### Given instruction
Write the data out again exactly, with no pictures.

### Input material
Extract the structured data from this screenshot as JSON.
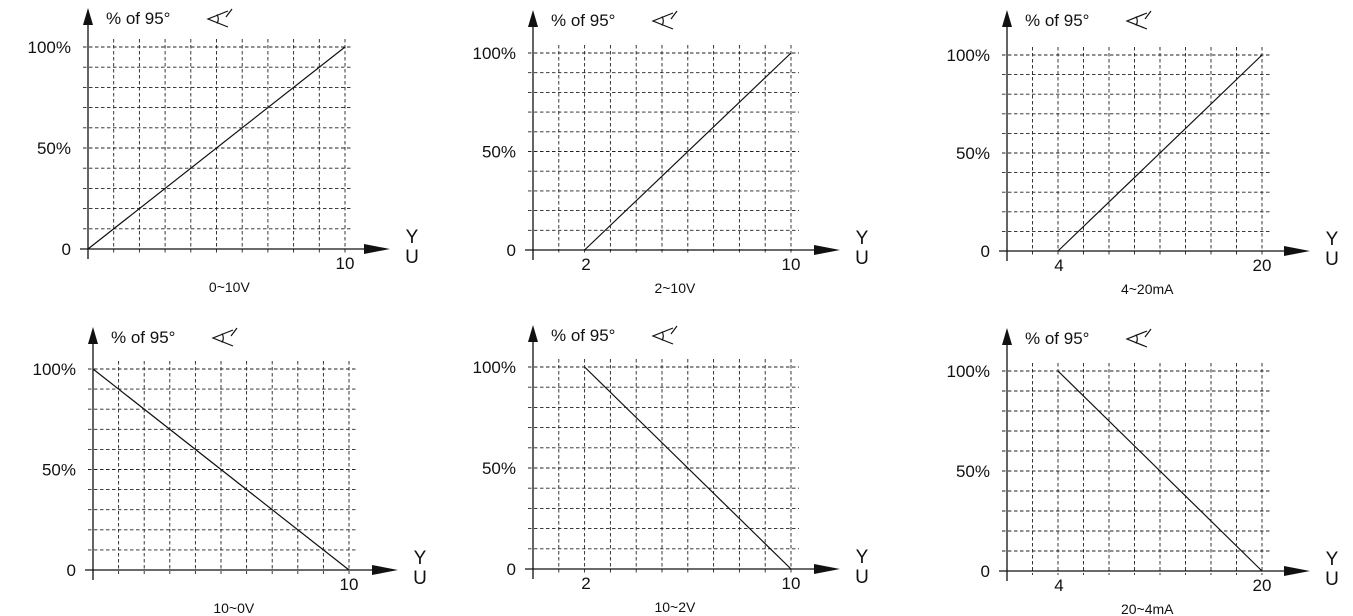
{
  "chart_data": [
    {
      "type": "line",
      "title": "0~10V",
      "ylabel": "% of 95°",
      "xlabel": "Y U",
      "xlim": [
        0,
        10
      ],
      "ylim": [
        0,
        100
      ],
      "x_tick_labels": [
        "10"
      ],
      "y_tick_labels": [
        "0",
        "50%",
        "100%"
      ],
      "grid": true,
      "series": [
        {
          "x": [
            0,
            10
          ],
          "y": [
            0,
            100
          ]
        }
      ]
    },
    {
      "type": "line",
      "title": "2~10V",
      "ylabel": "% of 95°",
      "xlabel": "Y U",
      "xlim": [
        0,
        10
      ],
      "ylim": [
        0,
        100
      ],
      "x_tick_labels": [
        "2",
        "10"
      ],
      "y_tick_labels": [
        "0",
        "50%",
        "100%"
      ],
      "grid": true,
      "series": [
        {
          "x": [
            2,
            10
          ],
          "y": [
            0,
            100
          ]
        }
      ]
    },
    {
      "type": "line",
      "title": "4~20mA",
      "ylabel": "% of 95°",
      "xlabel": "Y U",
      "xlim": [
        0,
        20
      ],
      "ylim": [
        0,
        100
      ],
      "x_tick_labels": [
        "4",
        "20"
      ],
      "y_tick_labels": [
        "0",
        "50%",
        "100%"
      ],
      "grid": true,
      "series": [
        {
          "x": [
            4,
            20
          ],
          "y": [
            0,
            100
          ]
        }
      ]
    },
    {
      "type": "line",
      "title": "10~0V",
      "ylabel": "% of 95°",
      "xlabel": "Y U",
      "xlim": [
        0,
        10
      ],
      "ylim": [
        0,
        100
      ],
      "x_tick_labels": [
        "10"
      ],
      "y_tick_labels": [
        "0",
        "50%",
        "100%"
      ],
      "grid": true,
      "series": [
        {
          "x": [
            0,
            10
          ],
          "y": [
            100,
            0
          ]
        }
      ]
    },
    {
      "type": "line",
      "title": "10~2V",
      "ylabel": "% of 95°",
      "xlabel": "Y U",
      "xlim": [
        0,
        10
      ],
      "ylim": [
        0,
        100
      ],
      "x_tick_labels": [
        "2",
        "10"
      ],
      "y_tick_labels": [
        "0",
        "50%",
        "100%"
      ],
      "grid": true,
      "series": [
        {
          "x": [
            2,
            10
          ],
          "y": [
            100,
            0
          ]
        }
      ]
    },
    {
      "type": "line",
      "title": "20~4mA",
      "ylabel": "% of 95°",
      "xlabel": "Y U",
      "xlim": [
        0,
        20
      ],
      "ylim": [
        0,
        100
      ],
      "x_tick_labels": [
        "4",
        "20"
      ],
      "y_tick_labels": [
        "0",
        "50%",
        "100%"
      ],
      "grid": true,
      "series": [
        {
          "x": [
            4,
            20
          ],
          "y": [
            100,
            0
          ]
        }
      ]
    }
  ],
  "style": {
    "ink": "#111111",
    "grid": "#222222",
    "background": "#ffffff"
  },
  "icons": {
    "angle": "angle-icon",
    "axis_arrow": "arrow-head-icon"
  }
}
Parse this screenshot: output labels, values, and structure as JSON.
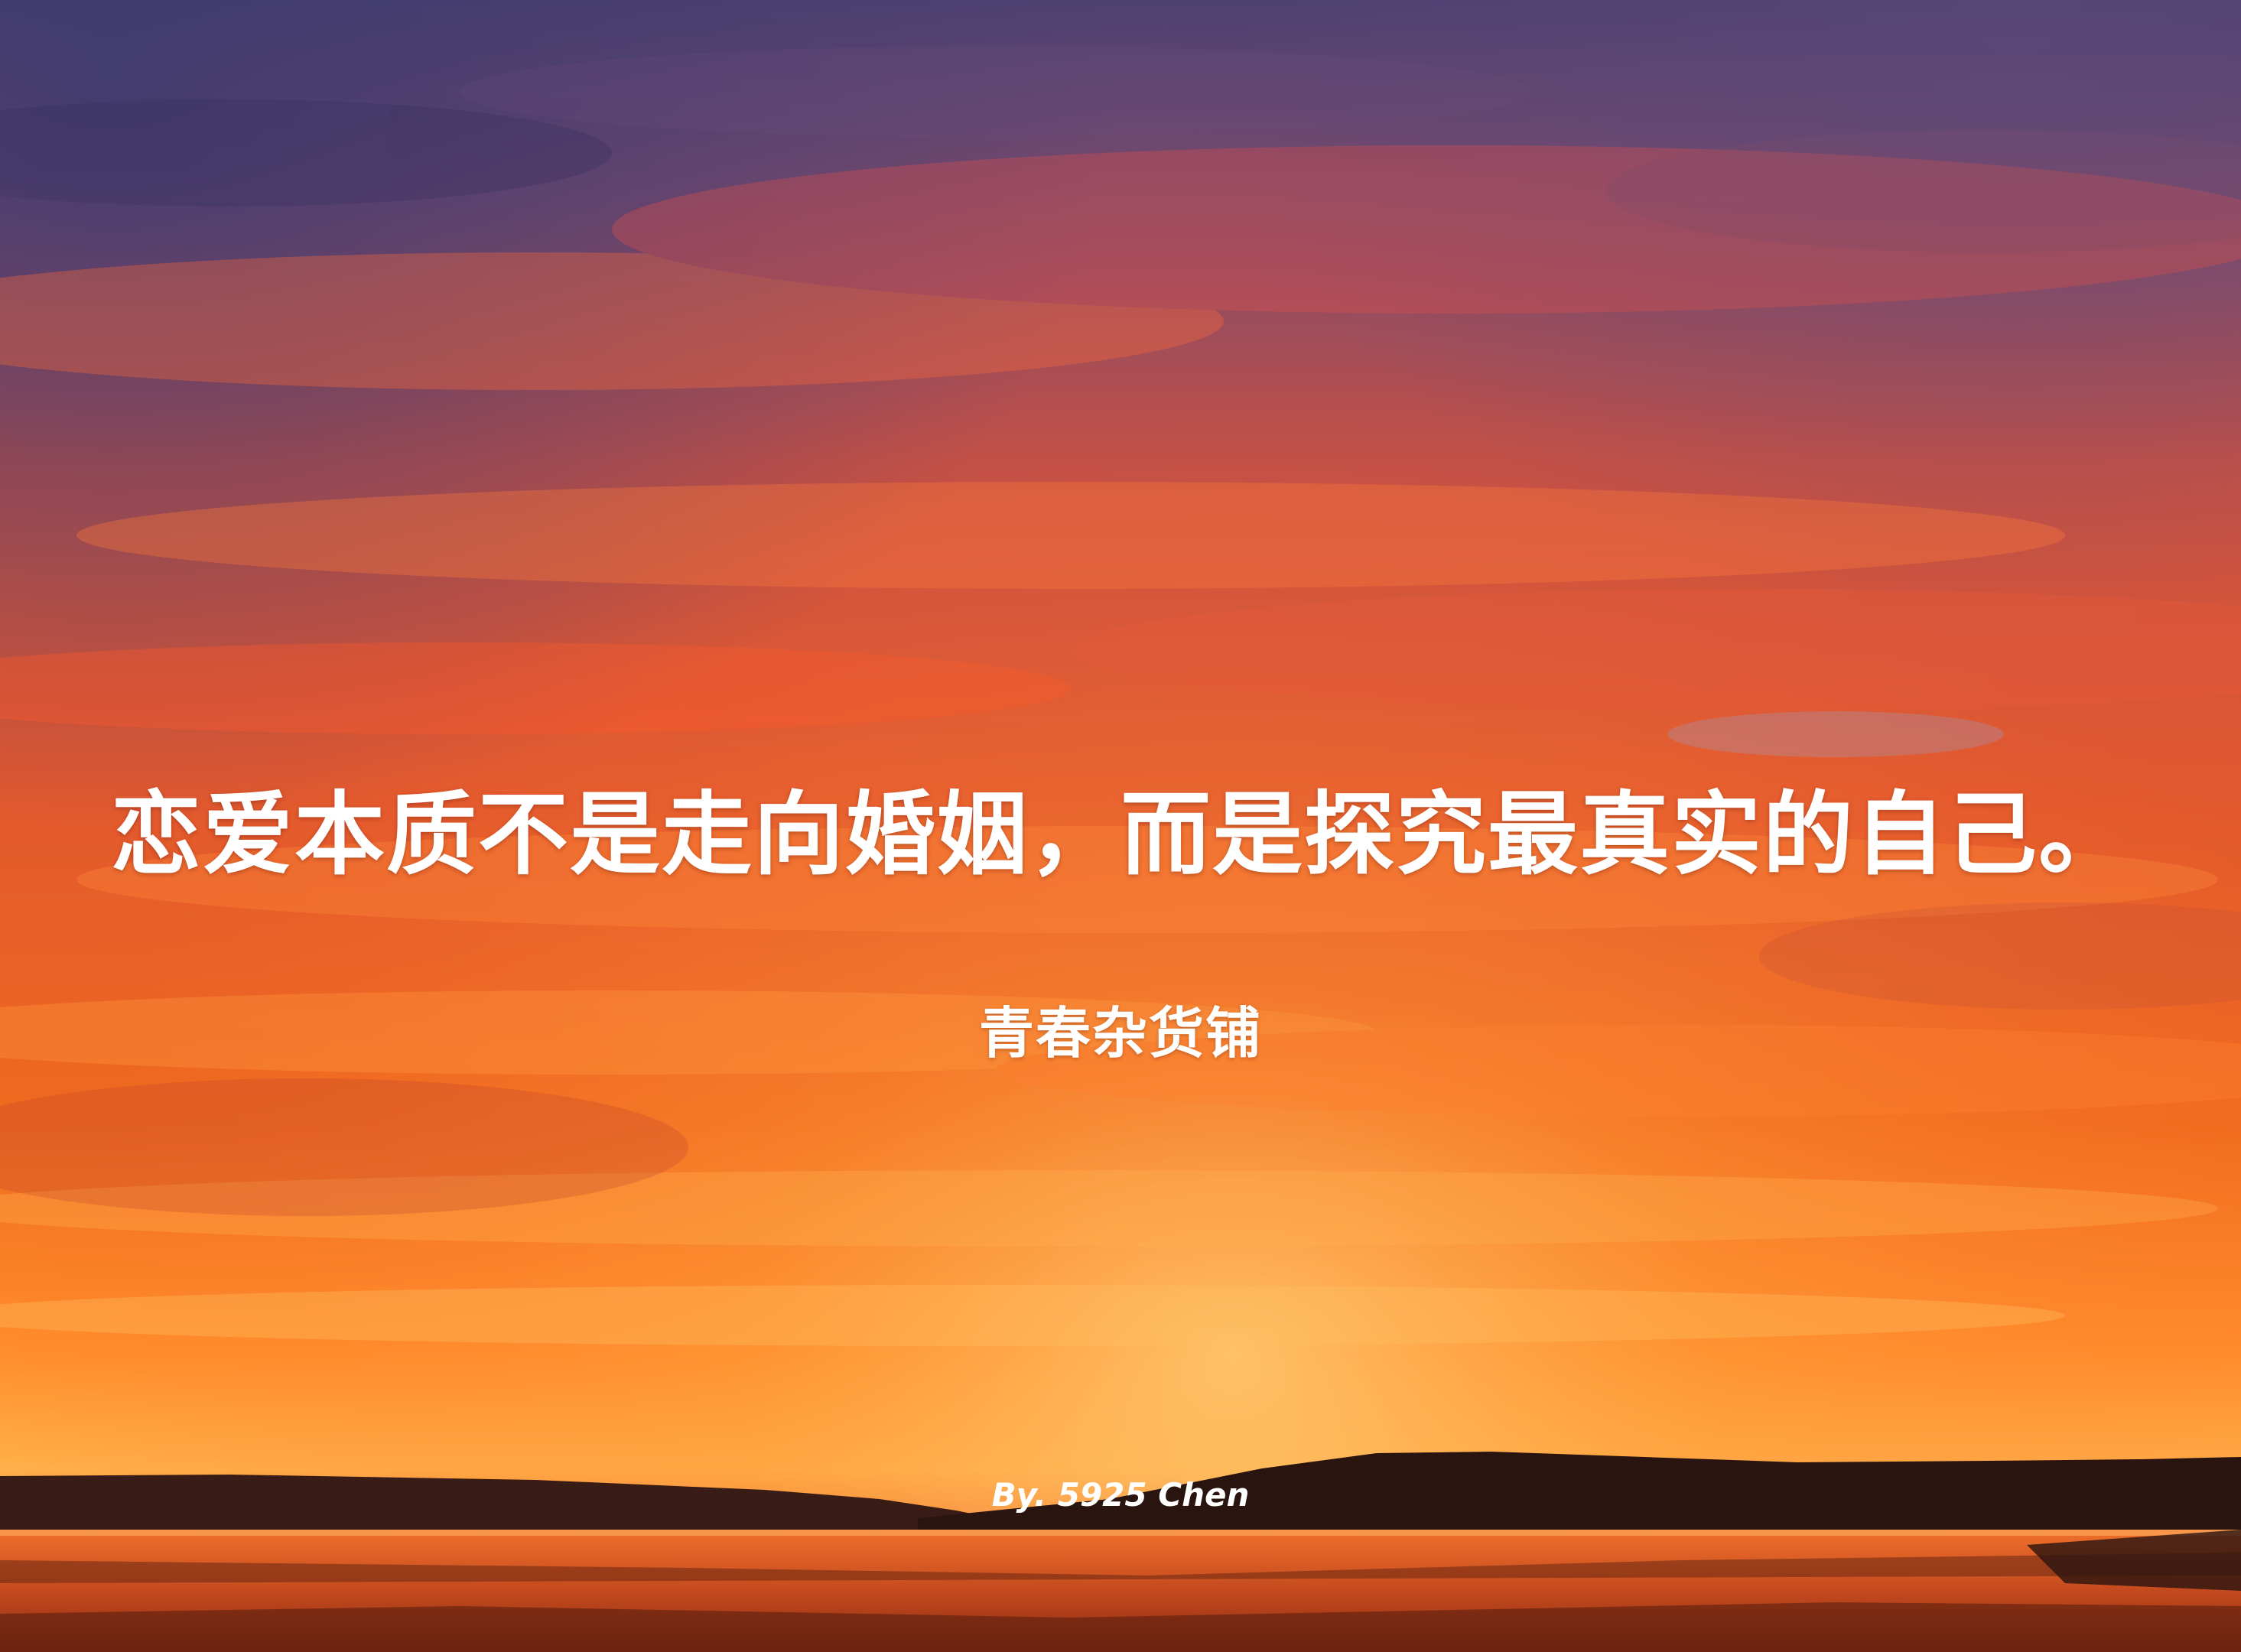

### Expected answer
Extract the structured data from this screenshot as JSON.
{
  "chart_data": [
    {
      "type": "line",
      "title": "0~10V",
      "ylabel": "% of 95°",
      "xlabel": "Y U",
      "xlim": [
        0,
        10
      ],
      "ylim": [
        0,
        100
      ],
      "x_tick_labels": [
        "10"
      ],
      "y_tick_labels": [
        "0",
        "50%",
        "100%"
      ],
      "grid": true,
      "series": [
        {
          "x": [
            0,
            10
          ],
          "y": [
            0,
            100
          ]
        }
      ]
    },
    {
      "type": "line",
      "title": "2~10V",
      "ylabel": "% of 95°",
      "xlabel": "Y U",
      "xlim": [
        0,
        10
      ],
      "ylim": [
        0,
        100
      ],
      "x_tick_labels": [
        "2",
        "10"
      ],
      "y_tick_labels": [
        "0",
        "50%",
        "100%"
      ],
      "grid": true,
      "series": [
        {
          "x": [
            2,
            10
          ],
          "y": [
            0,
            100
          ]
        }
      ]
    },
    {
      "type": "line",
      "title": "4~20mA",
      "ylabel": "% of 95°",
      "xlabel": "Y U",
      "xlim": [
        0,
        20
      ],
      "ylim": [
        0,
        100
      ],
      "x_tick_labels": [
        "4",
        "20"
      ],
      "y_tick_labels": [
        "0",
        "50%",
        "100%"
      ],
      "grid": true,
      "series": [
        {
          "x": [
            4,
            20
          ],
          "y": [
            0,
            100
          ]
        }
      ]
    },
    {
      "type": "line",
      "title": "10~0V",
      "ylabel": "% of 95°",
      "xlabel": "Y U",
      "xlim": [
        0,
        10
      ],
      "ylim": [
        0,
        100
      ],
      "x_tick_labels": [
        "10"
      ],
      "y_tick_labels": [
        "0",
        "50%",
        "100%"
      ],
      "grid": true,
      "series": [
        {
          "x": [
            0,
            10
          ],
          "y": [
            100,
            0
          ]
        }
      ]
    },
    {
      "type": "line",
      "title": "10~2V",
      "ylabel": "% of 95°",
      "xlabel": "Y U",
      "xlim": [
        0,
        10
      ],
      "ylim": [
        0,
        100
      ],
      "x_tick_labels": [
        "2",
        "10"
      ],
      "y_tick_labels": [
        "0",
        "50%",
        "100%"
      ],
      "grid": true,
      "series": [
        {
          "x": [
            2,
            10
          ],
          "y": [
            100,
            0
          ]
        }
      ]
    },
    {
      "type": "line",
      "title": "20~4mA",
      "ylabel": "% of 95°",
      "xlabel": "Y U",
      "xlim": [
        0,
        20
      ],
      "ylim": [
        0,
        100
      ],
      "x_tick_labels": [
        "4",
        "20"
      ],
      "y_tick_labels": [
        "0",
        "50%",
        "100%"
      ],
      "grid": true,
      "series": [
        {
          "x": [
            4,
            20
          ],
          "y": [
            100,
            0
          ]
        }
      ]
    }
  ],
  "style": {
    "ink": "#111111",
    "grid": "#222222",
    "background": "#ffffff"
  },
  "icons": {
    "angle": "angle-icon",
    "axis_arrow": "arrow-head-icon"
  }
}
Parse this screenshot: output labels, values, and structure as JSON.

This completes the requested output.